─── Recorded data ───

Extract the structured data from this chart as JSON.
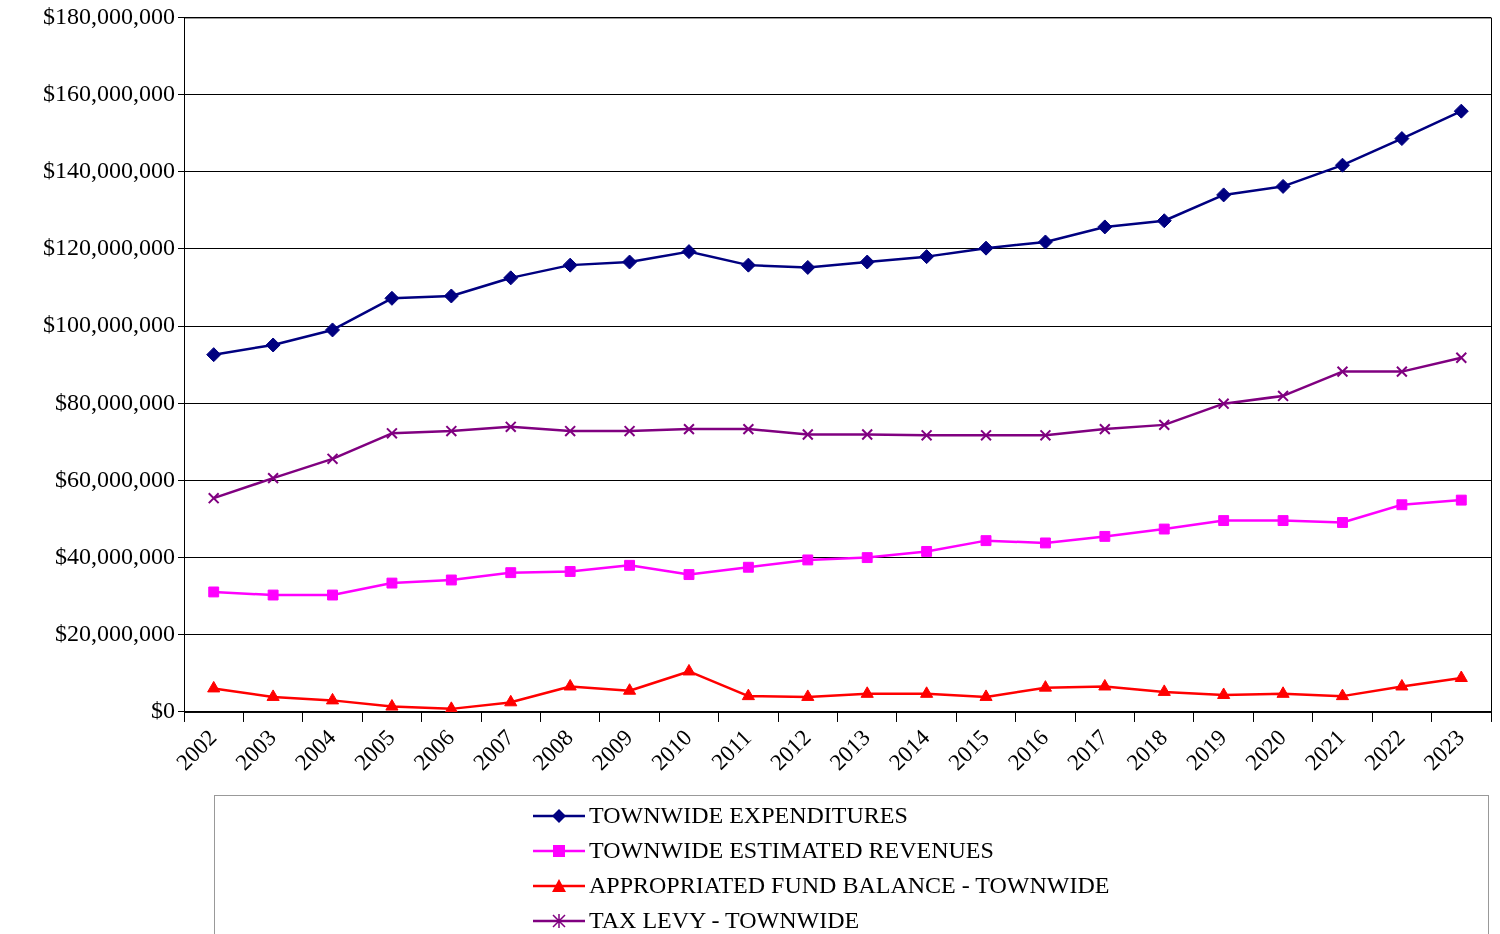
{
  "chart_data": {
    "type": "line",
    "categories": [
      "2002",
      "2003",
      "2004",
      "2005",
      "2006",
      "2007",
      "2008",
      "2009",
      "2010",
      "2011",
      "2012",
      "2013",
      "2014",
      "2015",
      "2016",
      "2017",
      "2018",
      "2019",
      "2020",
      "2021",
      "2022",
      "2023"
    ],
    "series": [
      {
        "name": "TOWNWIDE EXPENDITURES",
        "color": "#000080",
        "marker": "diamond",
        "values": [
          92600000,
          95100000,
          99000000,
          107200000,
          107800000,
          112500000,
          115800000,
          116600000,
          119300000,
          115800000,
          115200000,
          116600000,
          118000000,
          120200000,
          121800000,
          125700000,
          127300000,
          134000000,
          136200000,
          141700000,
          148600000,
          155700000
        ]
      },
      {
        "name": "TOWNWIDE ESTIMATED  REVENUES",
        "color": "#ff00ff",
        "marker": "square",
        "values": [
          31100000,
          30300000,
          30300000,
          33400000,
          34200000,
          36100000,
          36400000,
          38000000,
          35600000,
          37500000,
          39400000,
          40000000,
          41600000,
          44400000,
          43800000,
          45500000,
          47400000,
          49600000,
          49600000,
          49100000,
          53700000,
          54900000
        ]
      },
      {
        "name": "APPROPRIATED FUND BALANCE - TOWNWIDE",
        "color": "#ff0000",
        "marker": "triangle",
        "values": [
          6100000,
          3900000,
          3000000,
          1400000,
          800000,
          2500000,
          6600000,
          5500000,
          10500000,
          4100000,
          3900000,
          4700000,
          4700000,
          3900000,
          6300000,
          6600000,
          5200000,
          4400000,
          4700000,
          4100000,
          6600000,
          8800000
        ]
      },
      {
        "name": "TAX LEVY - TOWNWIDE",
        "color": "#800080",
        "marker": "cross",
        "values": [
          55400000,
          60600000,
          65600000,
          72200000,
          72800000,
          73900000,
          72800000,
          72800000,
          73300000,
          73300000,
          71900000,
          71900000,
          71700000,
          71700000,
          71700000,
          73300000,
          74400000,
          79900000,
          81900000,
          88200000,
          88200000,
          91800000
        ]
      }
    ],
    "ylim": [
      0,
      180000000
    ],
    "yticks": [
      {
        "value": 0,
        "label": "$0"
      },
      {
        "value": 20000000,
        "label": "$20,000,000"
      },
      {
        "value": 40000000,
        "label": "$40,000,000"
      },
      {
        "value": 60000000,
        "label": "$60,000,000"
      },
      {
        "value": 80000000,
        "label": "$80,000,000"
      },
      {
        "value": 100000000,
        "label": "$100,000,000"
      },
      {
        "value": 120000000,
        "label": "$120,000,000"
      },
      {
        "value": 140000000,
        "label": "$140,000,000"
      },
      {
        "value": 160000000,
        "label": "$160,000,000"
      },
      {
        "value": 180000000,
        "label": "$180,000,000"
      }
    ],
    "grid": "y",
    "legend": "bottom",
    "line_style": "solid"
  }
}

───

Reproduce the material word for word. Any pictures should be left out of the copy.

# Task solution
Extract the structured data from this chart as JSON.
{
  "chart_data": {
    "type": "line",
    "categories": [
      "2002",
      "2003",
      "2004",
      "2005",
      "2006",
      "2007",
      "2008",
      "2009",
      "2010",
      "2011",
      "2012",
      "2013",
      "2014",
      "2015",
      "2016",
      "2017",
      "2018",
      "2019",
      "2020",
      "2021",
      "2022",
      "2023"
    ],
    "series": [
      {
        "name": "TOWNWIDE EXPENDITURES",
        "color": "#000080",
        "marker": "diamond",
        "values": [
          92600000,
          95100000,
          99000000,
          107200000,
          107800000,
          112500000,
          115800000,
          116600000,
          119300000,
          115800000,
          115200000,
          116600000,
          118000000,
          120200000,
          121800000,
          125700000,
          127300000,
          134000000,
          136200000,
          141700000,
          148600000,
          155700000
        ]
      },
      {
        "name": "TOWNWIDE ESTIMATED  REVENUES",
        "color": "#ff00ff",
        "marker": "square",
        "values": [
          31100000,
          30300000,
          30300000,
          33400000,
          34200000,
          36100000,
          36400000,
          38000000,
          35600000,
          37500000,
          39400000,
          40000000,
          41600000,
          44400000,
          43800000,
          45500000,
          47400000,
          49600000,
          49600000,
          49100000,
          53700000,
          54900000
        ]
      },
      {
        "name": "APPROPRIATED FUND BALANCE - TOWNWIDE",
        "color": "#ff0000",
        "marker": "triangle",
        "values": [
          6100000,
          3900000,
          3000000,
          1400000,
          800000,
          2500000,
          6600000,
          5500000,
          10500000,
          4100000,
          3900000,
          4700000,
          4700000,
          3900000,
          6300000,
          6600000,
          5200000,
          4400000,
          4700000,
          4100000,
          6600000,
          8800000
        ]
      },
      {
        "name": "TAX LEVY - TOWNWIDE",
        "color": "#800080",
        "marker": "cross",
        "values": [
          55400000,
          60600000,
          65600000,
          72200000,
          72800000,
          73900000,
          72800000,
          72800000,
          73300000,
          73300000,
          71900000,
          71900000,
          71700000,
          71700000,
          71700000,
          73300000,
          74400000,
          79900000,
          81900000,
          88200000,
          88200000,
          91800000
        ]
      }
    ],
    "ylim": [
      0,
      180000000
    ],
    "yticks": [
      {
        "value": 0,
        "label": "$0"
      },
      {
        "value": 20000000,
        "label": "$20,000,000"
      },
      {
        "value": 40000000,
        "label": "$40,000,000"
      },
      {
        "value": 60000000,
        "label": "$60,000,000"
      },
      {
        "value": 80000000,
        "label": "$80,000,000"
      },
      {
        "value": 100000000,
        "label": "$100,000,000"
      },
      {
        "value": 120000000,
        "label": "$120,000,000"
      },
      {
        "value": 140000000,
        "label": "$140,000,000"
      },
      {
        "value": 160000000,
        "label": "$160,000,000"
      },
      {
        "value": 180000000,
        "label": "$180,000,000"
      }
    ],
    "grid": "y",
    "legend": "bottom",
    "line_style": "solid"
  }
}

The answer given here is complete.